— BEGIN EXCERPT TO READ —
- Release poster
- Directed by: Ryan White
- Written by: Helen Kearns; Ryan White;
- Produced by: Brandon Carroll; Justin Falvey; Darryl Frank; Matthew Goldberg; Jessica Hargrave; Ryan White;
- Narrated by: Angela Bassett
- Cinematography: John Beck-Hofmann; David Paul Jacobson;
- Edited by: Rejh Cabrera; Helen Kearns;
- Music by: Blake Neely
- Production companies: Amblin Entertainment; Film 45; Tripod Media; Industrial Light & Magic;
- Distributed by: Amazon Studios
- Release dates: September 3, 2022 (Telluride); November 4, 2022 (United States);
- Running time: 105 minutes
- Country: United States
- Language: English
- Box office: $3,663

= Good Night Oppy =

2022 American documentary film

Good Night Oppy is a 2022 American documentary film directed by Ryan White and narrated by Angela Bassett. It had its world premiere at the 49th Telluride Film Festival on September 3, 2022. It was released in a limited release on November 4, 2022, by Amazon Studios, prior to streaming on Prime Video on November 23, 2022.
— END EXCERPT TO READ —
GIVEN TASK 1: Turn the paragraph of the film article that begins "Good Night Oppy is a 2022" into a short bulleted list, keeping its main facts.
The listing that comes next has no connection to the film article.
— BEGIN INFORMATION PROVIDED —
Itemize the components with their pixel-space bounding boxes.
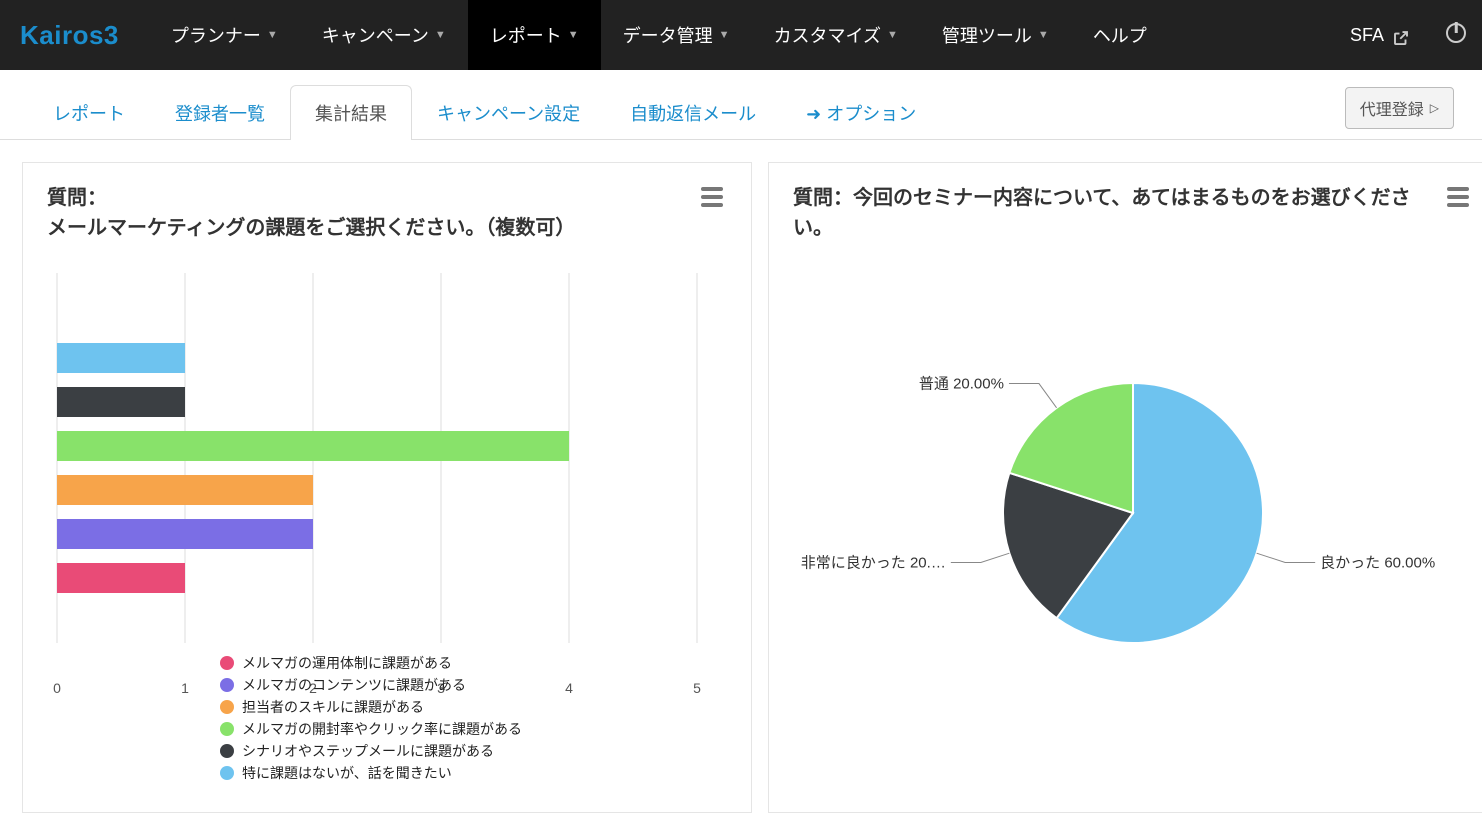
— END INFORMATION PROVIDED —
— BEGIN INFORMATION PROVIDED —
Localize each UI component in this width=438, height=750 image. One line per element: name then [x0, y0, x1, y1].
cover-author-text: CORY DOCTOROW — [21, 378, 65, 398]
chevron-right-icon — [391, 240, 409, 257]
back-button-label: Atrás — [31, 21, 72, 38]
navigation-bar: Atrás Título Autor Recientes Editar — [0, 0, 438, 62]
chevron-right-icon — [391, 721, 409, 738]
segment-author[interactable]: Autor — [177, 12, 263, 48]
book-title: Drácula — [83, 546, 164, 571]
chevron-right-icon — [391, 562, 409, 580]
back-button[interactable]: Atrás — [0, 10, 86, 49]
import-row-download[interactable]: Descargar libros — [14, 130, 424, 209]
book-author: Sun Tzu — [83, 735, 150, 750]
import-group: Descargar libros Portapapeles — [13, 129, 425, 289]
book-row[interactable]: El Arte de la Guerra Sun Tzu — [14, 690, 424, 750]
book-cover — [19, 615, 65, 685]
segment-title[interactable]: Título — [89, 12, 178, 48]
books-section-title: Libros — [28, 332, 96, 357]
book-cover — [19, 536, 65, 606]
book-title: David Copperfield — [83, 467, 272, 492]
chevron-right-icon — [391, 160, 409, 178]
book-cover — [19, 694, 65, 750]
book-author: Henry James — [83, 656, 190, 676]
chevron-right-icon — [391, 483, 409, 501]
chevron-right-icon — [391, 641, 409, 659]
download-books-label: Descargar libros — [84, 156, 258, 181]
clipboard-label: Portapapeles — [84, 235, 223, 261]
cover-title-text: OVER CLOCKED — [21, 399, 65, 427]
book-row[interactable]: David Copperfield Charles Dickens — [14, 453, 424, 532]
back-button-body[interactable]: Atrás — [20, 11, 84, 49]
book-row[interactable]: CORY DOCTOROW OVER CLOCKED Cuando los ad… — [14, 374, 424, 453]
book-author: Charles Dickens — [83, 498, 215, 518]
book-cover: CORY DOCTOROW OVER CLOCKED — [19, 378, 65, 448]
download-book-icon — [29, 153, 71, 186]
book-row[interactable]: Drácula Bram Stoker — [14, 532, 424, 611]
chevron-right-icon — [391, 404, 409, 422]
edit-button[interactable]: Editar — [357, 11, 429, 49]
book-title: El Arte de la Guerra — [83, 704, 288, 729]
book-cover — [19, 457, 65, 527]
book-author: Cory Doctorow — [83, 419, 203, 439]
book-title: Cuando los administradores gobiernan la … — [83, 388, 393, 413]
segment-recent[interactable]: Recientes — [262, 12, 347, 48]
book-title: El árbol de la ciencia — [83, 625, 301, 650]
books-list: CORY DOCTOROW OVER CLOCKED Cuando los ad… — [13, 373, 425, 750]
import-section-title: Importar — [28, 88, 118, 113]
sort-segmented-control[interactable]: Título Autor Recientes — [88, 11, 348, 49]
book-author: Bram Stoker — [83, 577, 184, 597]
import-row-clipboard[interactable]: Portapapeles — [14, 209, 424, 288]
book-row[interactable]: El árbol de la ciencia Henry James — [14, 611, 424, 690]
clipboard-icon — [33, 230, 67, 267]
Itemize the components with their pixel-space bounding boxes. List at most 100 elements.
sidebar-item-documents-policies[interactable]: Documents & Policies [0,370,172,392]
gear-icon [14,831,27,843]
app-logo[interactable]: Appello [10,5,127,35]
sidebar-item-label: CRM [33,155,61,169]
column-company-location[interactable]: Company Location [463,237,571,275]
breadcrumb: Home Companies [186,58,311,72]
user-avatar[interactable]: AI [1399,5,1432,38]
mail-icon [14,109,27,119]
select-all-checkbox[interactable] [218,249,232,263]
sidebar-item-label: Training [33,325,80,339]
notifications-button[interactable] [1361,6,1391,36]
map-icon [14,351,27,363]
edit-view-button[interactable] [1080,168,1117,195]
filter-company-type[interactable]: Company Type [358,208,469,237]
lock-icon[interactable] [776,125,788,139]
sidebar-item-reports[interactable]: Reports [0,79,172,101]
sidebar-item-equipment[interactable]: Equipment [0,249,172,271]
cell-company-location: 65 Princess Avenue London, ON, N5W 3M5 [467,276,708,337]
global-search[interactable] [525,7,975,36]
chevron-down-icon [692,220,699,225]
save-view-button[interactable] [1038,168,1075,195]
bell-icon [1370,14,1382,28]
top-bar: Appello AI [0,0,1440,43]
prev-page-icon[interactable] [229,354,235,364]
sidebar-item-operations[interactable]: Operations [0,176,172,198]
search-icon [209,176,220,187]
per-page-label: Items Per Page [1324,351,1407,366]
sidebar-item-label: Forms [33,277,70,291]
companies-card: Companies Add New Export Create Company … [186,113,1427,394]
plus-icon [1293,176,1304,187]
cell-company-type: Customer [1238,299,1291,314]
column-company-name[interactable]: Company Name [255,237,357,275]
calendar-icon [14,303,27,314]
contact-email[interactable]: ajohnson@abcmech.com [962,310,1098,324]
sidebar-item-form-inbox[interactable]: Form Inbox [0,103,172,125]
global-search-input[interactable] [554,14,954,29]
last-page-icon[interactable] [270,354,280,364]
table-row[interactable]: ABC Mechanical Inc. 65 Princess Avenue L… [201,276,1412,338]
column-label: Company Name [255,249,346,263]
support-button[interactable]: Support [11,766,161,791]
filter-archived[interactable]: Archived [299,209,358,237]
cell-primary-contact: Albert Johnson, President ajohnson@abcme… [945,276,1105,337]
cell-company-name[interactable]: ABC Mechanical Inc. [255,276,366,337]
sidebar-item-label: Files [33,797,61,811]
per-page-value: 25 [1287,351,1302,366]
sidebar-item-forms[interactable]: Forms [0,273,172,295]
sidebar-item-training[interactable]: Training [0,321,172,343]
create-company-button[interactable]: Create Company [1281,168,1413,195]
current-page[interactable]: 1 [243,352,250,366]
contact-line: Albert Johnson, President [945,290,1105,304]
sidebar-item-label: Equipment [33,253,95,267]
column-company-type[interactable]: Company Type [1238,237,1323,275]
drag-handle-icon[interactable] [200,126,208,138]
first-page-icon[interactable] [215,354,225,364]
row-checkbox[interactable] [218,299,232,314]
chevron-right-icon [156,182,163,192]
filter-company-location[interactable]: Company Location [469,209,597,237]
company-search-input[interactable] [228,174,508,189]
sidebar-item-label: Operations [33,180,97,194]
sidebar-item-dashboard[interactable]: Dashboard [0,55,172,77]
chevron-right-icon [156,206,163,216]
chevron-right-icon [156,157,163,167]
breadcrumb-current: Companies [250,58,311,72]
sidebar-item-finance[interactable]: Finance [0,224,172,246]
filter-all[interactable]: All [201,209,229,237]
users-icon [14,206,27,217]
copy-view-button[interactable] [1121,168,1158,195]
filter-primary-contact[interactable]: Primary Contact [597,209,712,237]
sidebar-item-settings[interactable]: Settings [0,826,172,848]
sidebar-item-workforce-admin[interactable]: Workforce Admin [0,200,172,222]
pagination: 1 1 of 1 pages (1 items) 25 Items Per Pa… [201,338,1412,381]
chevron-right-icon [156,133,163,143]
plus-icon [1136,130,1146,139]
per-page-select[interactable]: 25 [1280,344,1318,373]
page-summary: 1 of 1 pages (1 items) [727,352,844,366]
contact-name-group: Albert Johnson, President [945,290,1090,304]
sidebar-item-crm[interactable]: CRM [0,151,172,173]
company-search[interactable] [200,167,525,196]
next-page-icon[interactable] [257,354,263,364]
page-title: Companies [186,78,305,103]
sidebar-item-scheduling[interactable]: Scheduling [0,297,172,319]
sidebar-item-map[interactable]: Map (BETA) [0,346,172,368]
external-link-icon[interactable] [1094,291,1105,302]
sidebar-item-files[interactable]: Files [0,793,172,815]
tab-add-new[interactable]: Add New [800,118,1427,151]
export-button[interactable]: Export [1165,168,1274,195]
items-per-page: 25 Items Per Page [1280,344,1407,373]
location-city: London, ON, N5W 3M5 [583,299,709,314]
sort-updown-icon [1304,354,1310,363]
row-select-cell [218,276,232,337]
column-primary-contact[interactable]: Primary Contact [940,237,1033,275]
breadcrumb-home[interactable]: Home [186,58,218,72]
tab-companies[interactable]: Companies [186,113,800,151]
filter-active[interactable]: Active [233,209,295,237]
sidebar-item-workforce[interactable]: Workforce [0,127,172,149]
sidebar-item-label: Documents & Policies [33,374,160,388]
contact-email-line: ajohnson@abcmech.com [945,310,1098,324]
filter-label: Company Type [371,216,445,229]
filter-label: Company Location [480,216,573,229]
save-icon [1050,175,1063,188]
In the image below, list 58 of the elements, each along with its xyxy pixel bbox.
— END INFORMATION PROVIDED —
GIVEN TASK 2: Output the lines of the listing from the line with "Localize each UI" up to and including the line with "book-title: El Arte", unchanged.

CORRECT OUTPUT 1:
- 2022 American documentary film, directed by Ryan White and narrated by Angela Bassett
- World premiere: 49th Telluride Film Festival, September 3, 2022
- Limited release by Amazon Studios: November 4, 2022
- Streaming on Prime Video: November 23, 2022

CORRECT OUTPUT 2:
Localize each UI component in this width=438, height=750 image. One line per element: name then [x0, y0, x1, y1].
cover-author-text: CORY DOCTOROW — [21, 378, 65, 398]
chevron-right-icon — [391, 240, 409, 257]
back-button-label: Atrás — [31, 21, 72, 38]
navigation-bar: Atrás Título Autor Recientes Editar — [0, 0, 438, 62]
chevron-right-icon — [391, 721, 409, 738]
segment-author[interactable]: Autor — [177, 12, 263, 48]
book-title: Drácula — [83, 546, 164, 571]
chevron-right-icon — [391, 562, 409, 580]
back-button[interactable]: Atrás — [0, 10, 86, 49]
import-row-download[interactable]: Descargar libros — [14, 130, 424, 209]
book-author: Sun Tzu — [83, 735, 150, 750]
import-group: Descargar libros Portapapeles — [13, 129, 425, 289]
book-row[interactable]: El Arte de la Guerra Sun Tzu — [14, 690, 424, 750]
book-cover — [19, 615, 65, 685]
segment-title[interactable]: Título — [89, 12, 178, 48]
books-section-title: Libros — [28, 332, 96, 357]
book-cover — [19, 536, 65, 606]
book-title: David Copperfield — [83, 467, 272, 492]
chevron-right-icon — [391, 160, 409, 178]
book-cover — [19, 694, 65, 750]
book-author: Henry James — [83, 656, 190, 676]
chevron-right-icon — [391, 483, 409, 501]
chevron-right-icon — [391, 641, 409, 659]
download-books-label: Descargar libros — [84, 156, 258, 181]
clipboard-label: Portapapeles — [84, 235, 223, 261]
cover-title-text: OVER CLOCKED — [21, 399, 65, 427]
book-row[interactable]: David Copperfield Charles Dickens — [14, 453, 424, 532]
back-button-body[interactable]: Atrás — [20, 11, 84, 49]
book-row[interactable]: CORY DOCTOROW OVER CLOCKED Cuando los ad… — [14, 374, 424, 453]
book-author: Charles Dickens — [83, 498, 215, 518]
book-cover: CORY DOCTOROW OVER CLOCKED — [19, 378, 65, 448]
download-book-icon — [29, 153, 71, 186]
book-row[interactable]: Drácula Bram Stoker — [14, 532, 424, 611]
chevron-right-icon — [391, 404, 409, 422]
edit-button[interactable]: Editar — [357, 11, 429, 49]
book-title: El Arte de la Guerra — [83, 704, 288, 729]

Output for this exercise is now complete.